* [WRITTEN TASK] Without the pictures, return each record as it appears.

* [PROVIDED DATA]

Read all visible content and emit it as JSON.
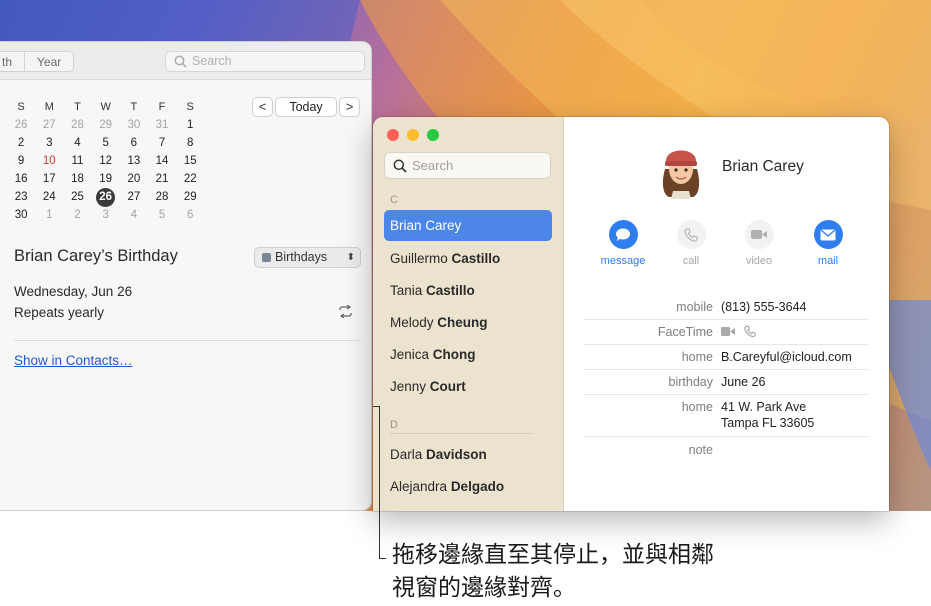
{
  "calendar": {
    "view_tabs": [
      "th",
      "Year"
    ],
    "search_placeholder": "Search",
    "weekdays": [
      "S",
      "M",
      "T",
      "W",
      "T",
      "F",
      "S"
    ],
    "weeks": [
      [
        "26",
        "27",
        "28",
        "29",
        "30",
        "31",
        "1"
      ],
      [
        "2",
        "3",
        "4",
        "5",
        "6",
        "7",
        "8"
      ],
      [
        "9",
        "10",
        "11",
        "12",
        "13",
        "14",
        "15"
      ],
      [
        "16",
        "17",
        "18",
        "19",
        "20",
        "21",
        "22"
      ],
      [
        "23",
        "24",
        "25",
        "26",
        "27",
        "28",
        "29"
      ],
      [
        "30",
        "1",
        "2",
        "3",
        "4",
        "5",
        "6"
      ]
    ],
    "prev_label": "<",
    "today_label": "Today",
    "next_label": ">",
    "event_title": "Brian Carey’s Birthday",
    "calendar_name": "Birthdays",
    "event_date": "Wednesday, Jun 26",
    "event_repeat": "Repeats yearly",
    "show_in_contacts": "Show in Contacts…"
  },
  "contacts": {
    "search_placeholder": "Search",
    "sections": [
      "C",
      "D"
    ],
    "list": [
      {
        "first": "Brian",
        "last": "Carey",
        "selected": true
      },
      {
        "first": "Guillermo",
        "last": "Castillo"
      },
      {
        "first": "Tania",
        "last": "Castillo"
      },
      {
        "first": "Melody",
        "last": "Cheung"
      },
      {
        "first": "Jenica",
        "last": "Chong"
      },
      {
        "first": "Jenny",
        "last": "Court"
      },
      {
        "first": "Darla",
        "last": "Davidson"
      },
      {
        "first": "Alejandra",
        "last": "Delgado"
      }
    ],
    "detail": {
      "name": "Brian Carey",
      "actions": [
        {
          "label": "message",
          "icon": "message-icon",
          "enabled": true
        },
        {
          "label": "call",
          "icon": "phone-icon",
          "enabled": false
        },
        {
          "label": "video",
          "icon": "video-icon",
          "enabled": false
        },
        {
          "label": "mail",
          "icon": "mail-icon",
          "enabled": true
        }
      ],
      "fields": {
        "mobile_label": "mobile",
        "mobile_value": "(813) 555-3644",
        "facetime_label": "FaceTime",
        "home_email_label": "home",
        "home_email_value": "B.Careyful@icloud.com",
        "birthday_label": "birthday",
        "birthday_value": "June 26",
        "home_address_label": "home",
        "address_line1": "41 W. Park Ave",
        "address_line2": "Tampa FL 33605",
        "note_label": "note"
      }
    }
  },
  "callout": {
    "line1": "拖移邊緣直至其停止，並與相鄰",
    "line2": "視窗的邊緣對齊。"
  },
  "colors": {
    "accent": "#2f7ef0",
    "selection": "#4d86e9",
    "sidebar": "#ece3cf",
    "holiday_red": "#d23b2a",
    "close": "#fe5f57",
    "minimize": "#febc2e",
    "zoom": "#28c840"
  }
}
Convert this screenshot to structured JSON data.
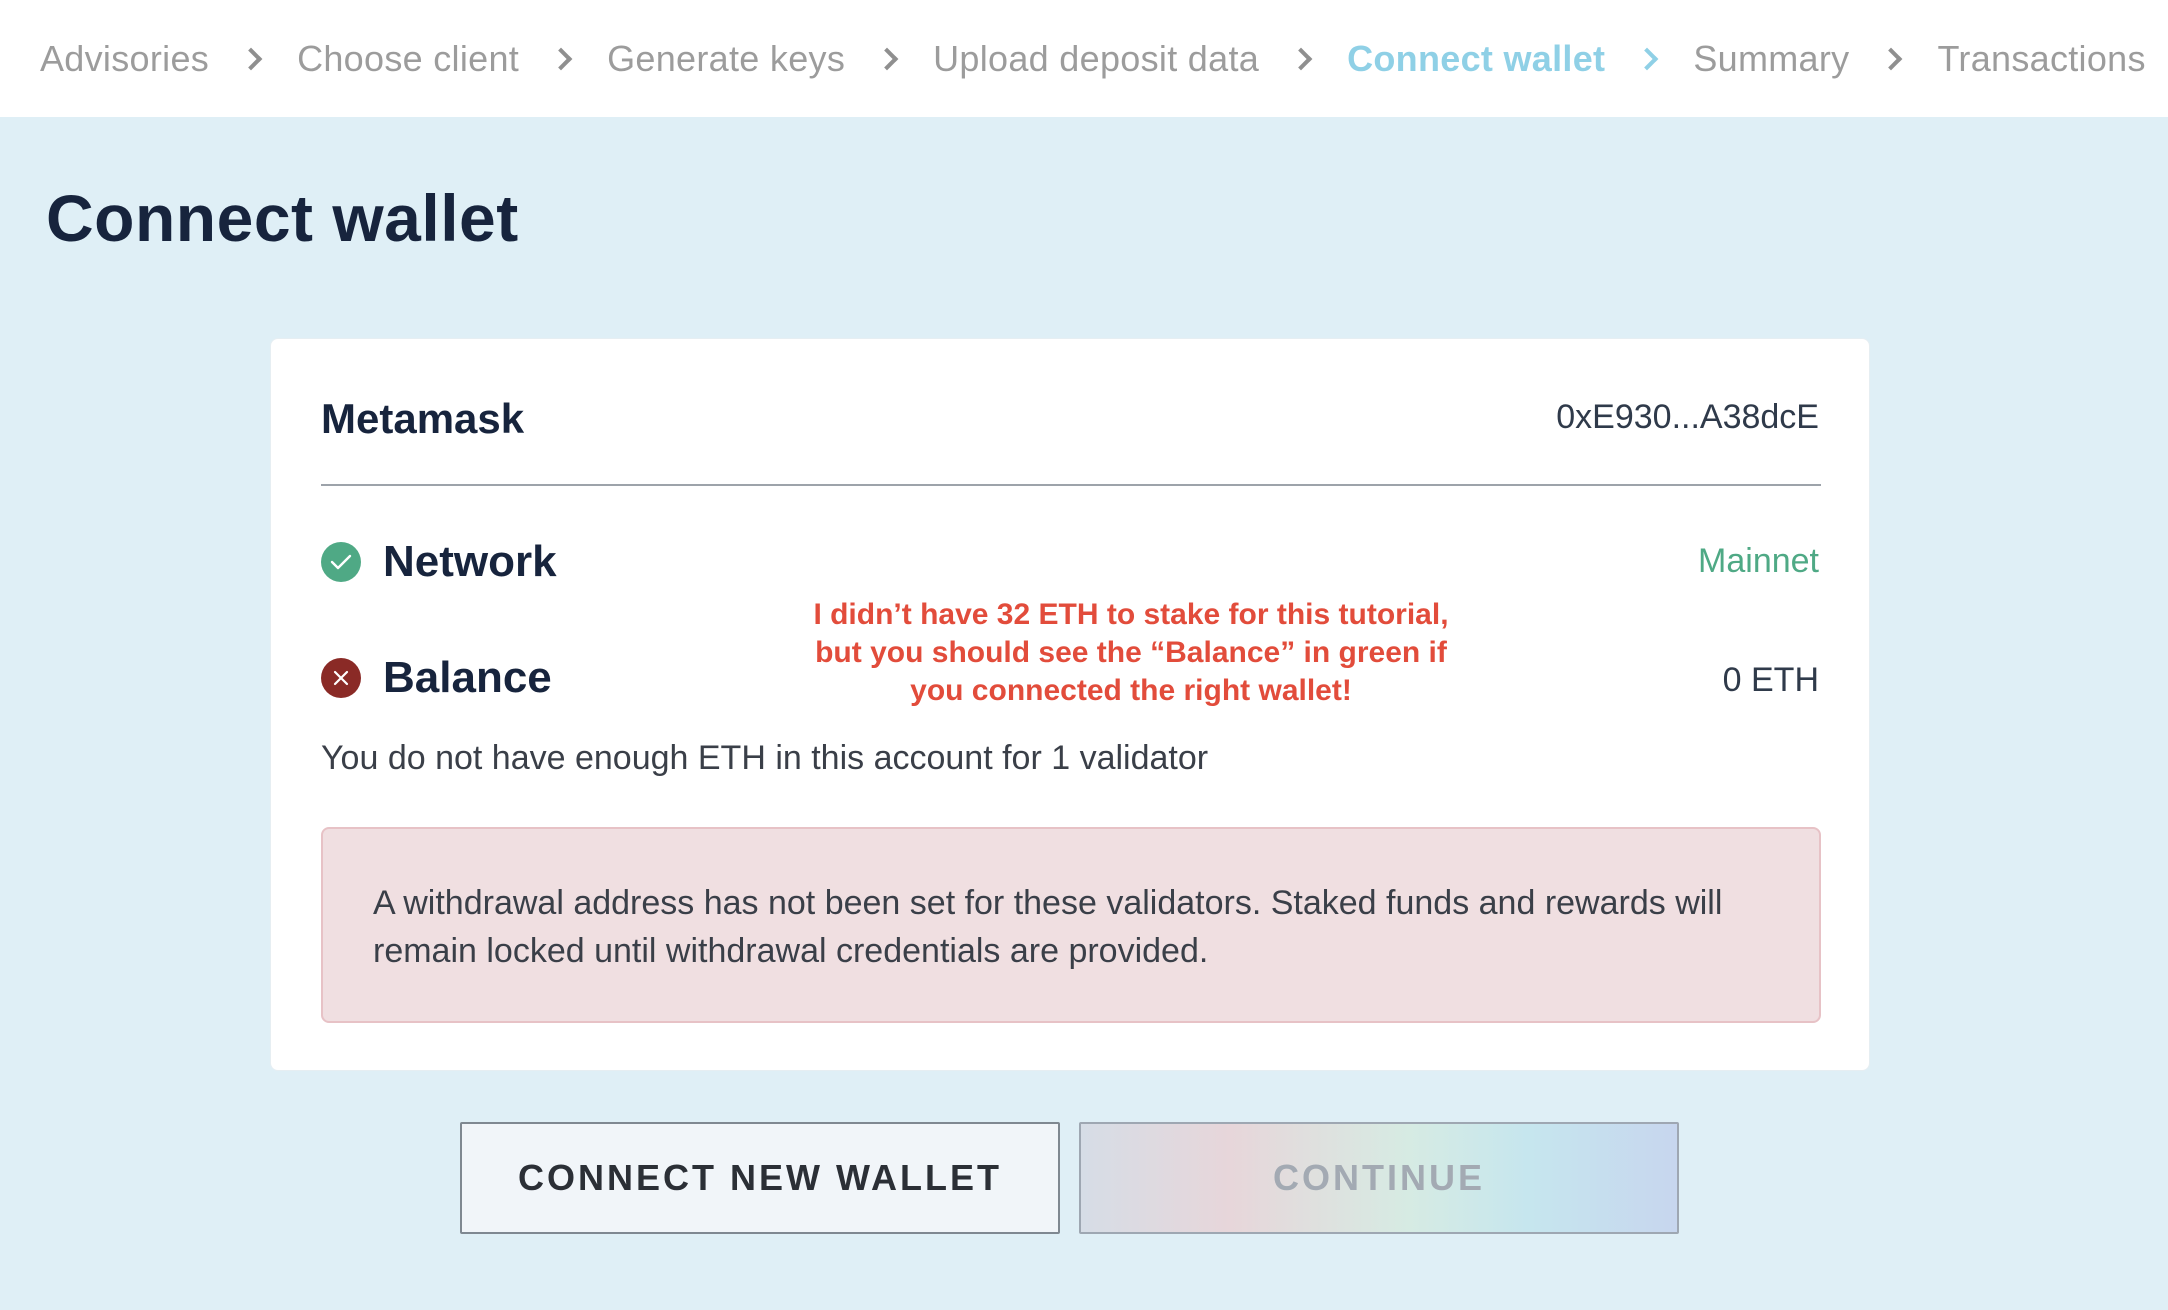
{
  "stepper": {
    "steps": [
      {
        "label": "Advisories",
        "active": false
      },
      {
        "label": "Choose client",
        "active": false
      },
      {
        "label": "Generate keys",
        "active": false
      },
      {
        "label": "Upload deposit data",
        "active": false
      },
      {
        "label": "Connect wallet",
        "active": true
      },
      {
        "label": "Summary",
        "active": false
      },
      {
        "label": "Transactions",
        "active": false
      }
    ]
  },
  "page": {
    "title": "Connect wallet"
  },
  "wallet": {
    "name": "Metamask",
    "address": "0xE930...A38dcE"
  },
  "network": {
    "label": "Network",
    "value": "Mainnet",
    "status": "ok"
  },
  "balance": {
    "label": "Balance",
    "value": "0 ETH",
    "status": "error",
    "message": "You do not have enough ETH in this account for 1 validator"
  },
  "annotation": {
    "line1": "I didn’t have 32 ETH to stake for this tutorial,",
    "line2": "but you should see the “Balance” in green if",
    "line3": "you connected the right wallet!"
  },
  "alert": {
    "text": "A withdrawal address has not been set for these validators. Staked funds and rewards will remain locked until withdrawal credentials are provided."
  },
  "buttons": {
    "connect_new_wallet": "CONNECT NEW WALLET",
    "continue": "CONTINUE"
  },
  "colors": {
    "background": "#dfeff6",
    "active_step": "#8fd0e6",
    "success": "#4fa985",
    "error": "#8a2a26",
    "annotation": "#e24c3b",
    "alert_bg": "#f0dfe1"
  }
}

* [SOLUTION FOR THIS TASK]
Read all visible content and emit it as JSON.
{
  "calendar": {
    "view_tabs": [
      "th",
      "Year"
    ],
    "search_placeholder": "Search",
    "weekdays": [
      "S",
      "M",
      "T",
      "W",
      "T",
      "F",
      "S"
    ],
    "weeks": [
      [
        "26",
        "27",
        "28",
        "29",
        "30",
        "31",
        "1"
      ],
      [
        "2",
        "3",
        "4",
        "5",
        "6",
        "7",
        "8"
      ],
      [
        "9",
        "10",
        "11",
        "12",
        "13",
        "14",
        "15"
      ],
      [
        "16",
        "17",
        "18",
        "19",
        "20",
        "21",
        "22"
      ],
      [
        "23",
        "24",
        "25",
        "26",
        "27",
        "28",
        "29"
      ],
      [
        "30",
        "1",
        "2",
        "3",
        "4",
        "5",
        "6"
      ]
    ],
    "prev_label": "<",
    "today_label": "Today",
    "next_label": ">",
    "event_title": "Brian Carey’s Birthday",
    "calendar_name": "Birthdays",
    "event_date": "Wednesday, Jun 26",
    "event_repeat": "Repeats yearly",
    "show_in_contacts": "Show in Contacts…"
  },
  "contacts": {
    "search_placeholder": "Search",
    "sections": [
      "C",
      "D"
    ],
    "list": [
      {
        "first": "Brian",
        "last": "Carey",
        "selected": true
      },
      {
        "first": "Guillermo",
        "last": "Castillo"
      },
      {
        "first": "Tania",
        "last": "Castillo"
      },
      {
        "first": "Melody",
        "last": "Cheung"
      },
      {
        "first": "Jenica",
        "last": "Chong"
      },
      {
        "first": "Jenny",
        "last": "Court"
      },
      {
        "first": "Darla",
        "last": "Davidson"
      },
      {
        "first": "Alejandra",
        "last": "Delgado"
      }
    ],
    "detail": {
      "name": "Brian Carey",
      "actions": [
        {
          "label": "message",
          "icon": "message-icon",
          "enabled": true
        },
        {
          "label": "call",
          "icon": "phone-icon",
          "enabled": false
        },
        {
          "label": "video",
          "icon": "video-icon",
          "enabled": false
        },
        {
          "label": "mail",
          "icon": "mail-icon",
          "enabled": true
        }
      ],
      "fields": {
        "mobile_label": "mobile",
        "mobile_value": "(813) 555-3644",
        "facetime_label": "FaceTime",
        "home_email_label": "home",
        "home_email_value": "B.Careyful@icloud.com",
        "birthday_label": "birthday",
        "birthday_value": "June 26",
        "home_address_label": "home",
        "address_line1": "41 W. Park Ave",
        "address_line2": "Tampa FL 33605",
        "note_label": "note"
      }
    }
  },
  "callout": {
    "line1": "拖移邊緣直至其停止，並與相鄰",
    "line2": "視窗的邊緣對齊。"
  },
  "colors": {
    "accent": "#2f7ef0",
    "selection": "#4d86e9",
    "sidebar": "#ece3cf",
    "holiday_red": "#d23b2a",
    "close": "#fe5f57",
    "minimize": "#febc2e",
    "zoom": "#28c840"
  }
}
Convert this screenshot to structured JSON data.
{
  "stepper": {
    "steps": [
      {
        "label": "Advisories",
        "active": false
      },
      {
        "label": "Choose client",
        "active": false
      },
      {
        "label": "Generate keys",
        "active": false
      },
      {
        "label": "Upload deposit data",
        "active": false
      },
      {
        "label": "Connect wallet",
        "active": true
      },
      {
        "label": "Summary",
        "active": false
      },
      {
        "label": "Transactions",
        "active": false
      }
    ]
  },
  "page": {
    "title": "Connect wallet"
  },
  "wallet": {
    "name": "Metamask",
    "address": "0xE930...A38dcE"
  },
  "network": {
    "label": "Network",
    "value": "Mainnet",
    "status": "ok"
  },
  "balance": {
    "label": "Balance",
    "value": "0 ETH",
    "status": "error",
    "message": "You do not have enough ETH in this account for 1 validator"
  },
  "annotation": {
    "line1": "I didn’t have 32 ETH to stake for this tutorial,",
    "line2": "but you should see the “Balance” in green if",
    "line3": "you connected the right wallet!"
  },
  "alert": {
    "text": "A withdrawal address has not been set for these validators. Staked funds and rewards will remain locked until withdrawal credentials are provided."
  },
  "buttons": {
    "connect_new_wallet": "CONNECT NEW WALLET",
    "continue": "CONTINUE"
  },
  "colors": {
    "background": "#dfeff6",
    "active_step": "#8fd0e6",
    "success": "#4fa985",
    "error": "#8a2a26",
    "annotation": "#e24c3b",
    "alert_bg": "#f0dfe1"
  }
}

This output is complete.